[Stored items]

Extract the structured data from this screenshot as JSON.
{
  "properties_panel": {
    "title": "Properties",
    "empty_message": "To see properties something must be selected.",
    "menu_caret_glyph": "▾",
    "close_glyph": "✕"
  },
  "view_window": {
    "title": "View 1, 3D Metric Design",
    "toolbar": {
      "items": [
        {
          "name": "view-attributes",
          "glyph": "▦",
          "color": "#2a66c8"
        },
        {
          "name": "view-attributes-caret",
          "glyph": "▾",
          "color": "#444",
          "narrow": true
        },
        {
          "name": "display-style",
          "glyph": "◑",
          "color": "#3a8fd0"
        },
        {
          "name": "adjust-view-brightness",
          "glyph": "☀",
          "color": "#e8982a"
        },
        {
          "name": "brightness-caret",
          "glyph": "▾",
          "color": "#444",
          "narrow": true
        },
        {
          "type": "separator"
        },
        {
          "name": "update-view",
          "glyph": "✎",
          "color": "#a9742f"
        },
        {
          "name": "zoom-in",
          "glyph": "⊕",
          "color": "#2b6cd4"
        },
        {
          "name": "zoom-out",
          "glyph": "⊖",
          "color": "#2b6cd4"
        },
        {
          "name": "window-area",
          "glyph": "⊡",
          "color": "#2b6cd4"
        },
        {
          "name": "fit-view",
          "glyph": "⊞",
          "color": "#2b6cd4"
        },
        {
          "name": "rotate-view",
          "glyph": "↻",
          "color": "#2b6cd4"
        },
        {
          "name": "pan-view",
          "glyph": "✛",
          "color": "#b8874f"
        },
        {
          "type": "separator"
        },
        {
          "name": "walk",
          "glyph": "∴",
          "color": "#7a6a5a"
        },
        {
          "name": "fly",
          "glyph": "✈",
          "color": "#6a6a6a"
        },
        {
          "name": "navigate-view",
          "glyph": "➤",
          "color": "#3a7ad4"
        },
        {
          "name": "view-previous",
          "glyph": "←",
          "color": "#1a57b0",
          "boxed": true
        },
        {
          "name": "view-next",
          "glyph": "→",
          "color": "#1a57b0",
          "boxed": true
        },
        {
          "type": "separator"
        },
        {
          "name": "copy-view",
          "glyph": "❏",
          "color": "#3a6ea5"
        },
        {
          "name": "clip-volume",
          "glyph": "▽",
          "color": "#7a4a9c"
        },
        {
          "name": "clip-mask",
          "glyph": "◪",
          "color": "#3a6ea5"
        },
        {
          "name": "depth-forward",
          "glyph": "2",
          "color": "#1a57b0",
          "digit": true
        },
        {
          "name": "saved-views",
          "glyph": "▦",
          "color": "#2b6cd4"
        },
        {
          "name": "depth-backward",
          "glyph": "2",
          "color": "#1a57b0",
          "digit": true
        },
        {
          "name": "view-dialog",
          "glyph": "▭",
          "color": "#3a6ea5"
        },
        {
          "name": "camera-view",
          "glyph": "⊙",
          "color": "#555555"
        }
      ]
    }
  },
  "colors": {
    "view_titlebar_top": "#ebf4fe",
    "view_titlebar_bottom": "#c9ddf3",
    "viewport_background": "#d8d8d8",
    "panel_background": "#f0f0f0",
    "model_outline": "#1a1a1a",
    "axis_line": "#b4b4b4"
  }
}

→ Aim of the task:
Write out every line of the material again, exactly as it reads.

→ Task result:
Extract the structured data from this screenshot as JSON.
{
  "properties_panel": {
    "title": "Properties",
    "empty_message": "To see properties something must be selected.",
    "menu_caret_glyph": "▾",
    "close_glyph": "✕"
  },
  "view_window": {
    "title": "View 1, 3D Metric Design",
    "toolbar": {
      "items": [
        {
          "name": "view-attributes",
          "glyph": "▦",
          "color": "#2a66c8"
        },
        {
          "name": "view-attributes-caret",
          "glyph": "▾",
          "color": "#444",
          "narrow": true
        },
        {
          "name": "display-style",
          "glyph": "◑",
          "color": "#3a8fd0"
        },
        {
          "name": "adjust-view-brightness",
          "glyph": "☀",
          "color": "#e8982a"
        },
        {
          "name": "brightness-caret",
          "glyph": "▾",
          "color": "#444",
          "narrow": true
        },
        {
          "type": "separator"
        },
        {
          "name": "update-view",
          "glyph": "✎",
          "color": "#a9742f"
        },
        {
          "name": "zoom-in",
          "glyph": "⊕",
          "color": "#2b6cd4"
        },
        {
          "name": "zoom-out",
          "glyph": "⊖",
          "color": "#2b6cd4"
        },
        {
          "name": "window-area",
          "glyph": "⊡",
          "color": "#2b6cd4"
        },
        {
          "name": "fit-view",
          "glyph": "⊞",
          "color": "#2b6cd4"
        },
        {
          "name": "rotate-view",
          "glyph": "↻",
          "color": "#2b6cd4"
        },
        {
          "name": "pan-view",
          "glyph": "✛",
          "color": "#b8874f"
        },
        {
          "type": "separator"
        },
        {
          "name": "walk",
          "glyph": "∴",
          "color": "#7a6a5a"
        },
        {
          "name": "fly",
          "glyph": "✈",
          "color": "#6a6a6a"
        },
        {
          "name": "navigate-view",
          "glyph": "➤",
          "color": "#3a7ad4"
        },
        {
          "name": "view-previous",
          "glyph": "←",
          "color": "#1a57b0",
          "boxed": true
        },
        {
          "name": "view-next",
          "glyph": "→",
          "color": "#1a57b0",
          "boxed": true
        },
        {
          "type": "separator"
        },
        {
          "name": "copy-view",
          "glyph": "❏",
          "color": "#3a6ea5"
        },
        {
          "name": "clip-volume",
          "glyph": "▽",
          "color": "#7a4a9c"
        },
        {
          "name": "clip-mask",
          "glyph": "◪",
          "color": "#3a6ea5"
        },
        {
          "name": "depth-forward",
          "glyph": "2",
          "color": "#1a57b0",
          "digit": true
        },
        {
          "name": "saved-views",
          "glyph": "▦",
          "color": "#2b6cd4"
        },
        {
          "name": "depth-backward",
          "glyph": "2",
          "color": "#1a57b0",
          "digit": true
        },
        {
          "name": "view-dialog",
          "glyph": "▭",
          "color": "#3a6ea5"
        },
        {
          "name": "camera-view",
          "glyph": "⊙",
          "color": "#555555"
        }
      ]
    }
  },
  "colors": {
    "view_titlebar_top": "#ebf4fe",
    "view_titlebar_bottom": "#c9ddf3",
    "viewport_background": "#d8d8d8",
    "panel_background": "#f0f0f0",
    "model_outline": "#1a1a1a",
    "axis_line": "#b4b4b4"
  }
}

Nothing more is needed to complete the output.